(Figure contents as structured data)
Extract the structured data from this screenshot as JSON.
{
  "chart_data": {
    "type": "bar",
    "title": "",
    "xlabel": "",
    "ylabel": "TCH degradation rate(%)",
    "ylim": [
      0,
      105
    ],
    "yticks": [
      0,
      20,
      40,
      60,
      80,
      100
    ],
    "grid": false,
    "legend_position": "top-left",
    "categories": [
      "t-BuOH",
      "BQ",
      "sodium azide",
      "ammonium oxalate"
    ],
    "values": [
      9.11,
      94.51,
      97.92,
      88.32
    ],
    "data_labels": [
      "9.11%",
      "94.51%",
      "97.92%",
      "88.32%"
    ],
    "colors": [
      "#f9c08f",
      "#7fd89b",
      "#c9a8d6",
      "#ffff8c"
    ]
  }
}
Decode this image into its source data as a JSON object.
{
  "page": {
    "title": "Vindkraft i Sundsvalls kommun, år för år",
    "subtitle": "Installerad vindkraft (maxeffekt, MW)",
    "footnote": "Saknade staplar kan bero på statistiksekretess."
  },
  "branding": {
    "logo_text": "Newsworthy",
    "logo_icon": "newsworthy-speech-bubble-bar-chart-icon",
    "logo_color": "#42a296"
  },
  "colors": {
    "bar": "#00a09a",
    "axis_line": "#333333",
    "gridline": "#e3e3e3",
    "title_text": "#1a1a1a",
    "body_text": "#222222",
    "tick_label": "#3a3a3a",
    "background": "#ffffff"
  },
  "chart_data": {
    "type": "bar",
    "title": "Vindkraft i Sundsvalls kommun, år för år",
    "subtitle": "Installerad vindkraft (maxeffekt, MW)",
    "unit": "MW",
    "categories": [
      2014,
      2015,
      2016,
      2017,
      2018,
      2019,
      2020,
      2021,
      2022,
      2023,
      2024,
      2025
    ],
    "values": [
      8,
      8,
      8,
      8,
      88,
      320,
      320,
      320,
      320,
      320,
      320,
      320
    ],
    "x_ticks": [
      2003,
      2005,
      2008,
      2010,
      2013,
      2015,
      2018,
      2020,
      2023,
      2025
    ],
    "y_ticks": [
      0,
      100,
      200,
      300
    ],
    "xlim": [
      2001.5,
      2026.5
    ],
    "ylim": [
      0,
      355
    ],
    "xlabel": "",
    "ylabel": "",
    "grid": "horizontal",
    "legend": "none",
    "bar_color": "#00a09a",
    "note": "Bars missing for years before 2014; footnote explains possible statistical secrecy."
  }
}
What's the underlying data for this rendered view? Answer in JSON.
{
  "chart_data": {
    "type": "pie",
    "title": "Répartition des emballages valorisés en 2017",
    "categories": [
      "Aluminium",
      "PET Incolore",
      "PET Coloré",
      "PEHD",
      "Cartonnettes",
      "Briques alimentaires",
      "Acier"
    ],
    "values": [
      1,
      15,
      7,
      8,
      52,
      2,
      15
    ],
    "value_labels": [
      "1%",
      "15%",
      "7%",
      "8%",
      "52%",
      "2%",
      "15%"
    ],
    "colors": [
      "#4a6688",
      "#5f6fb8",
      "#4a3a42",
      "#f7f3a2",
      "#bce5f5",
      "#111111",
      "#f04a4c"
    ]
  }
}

→ **JOB**
Repeat exactly, and only, the lines from the line with "What's the underlying" through the end of the listing above, both ends included.

→ **WORKED SOLUTION**
What's the underlying data for this rendered view? Answer in JSON.
{
  "chart_data": {
    "type": "pie",
    "title": "Répartition des emballages valorisés en 2017",
    "categories": [
      "Aluminium",
      "PET Incolore",
      "PET Coloré",
      "PEHD",
      "Cartonnettes",
      "Briques alimentaires",
      "Acier"
    ],
    "values": [
      1,
      15,
      7,
      8,
      52,
      2,
      15
    ],
    "value_labels": [
      "1%",
      "15%",
      "7%",
      "8%",
      "52%",
      "2%",
      "15%"
    ],
    "colors": [
      "#4a6688",
      "#5f6fb8",
      "#4a3a42",
      "#f7f3a2",
      "#bce5f5",
      "#111111",
      "#f04a4c"
    ]
  }
}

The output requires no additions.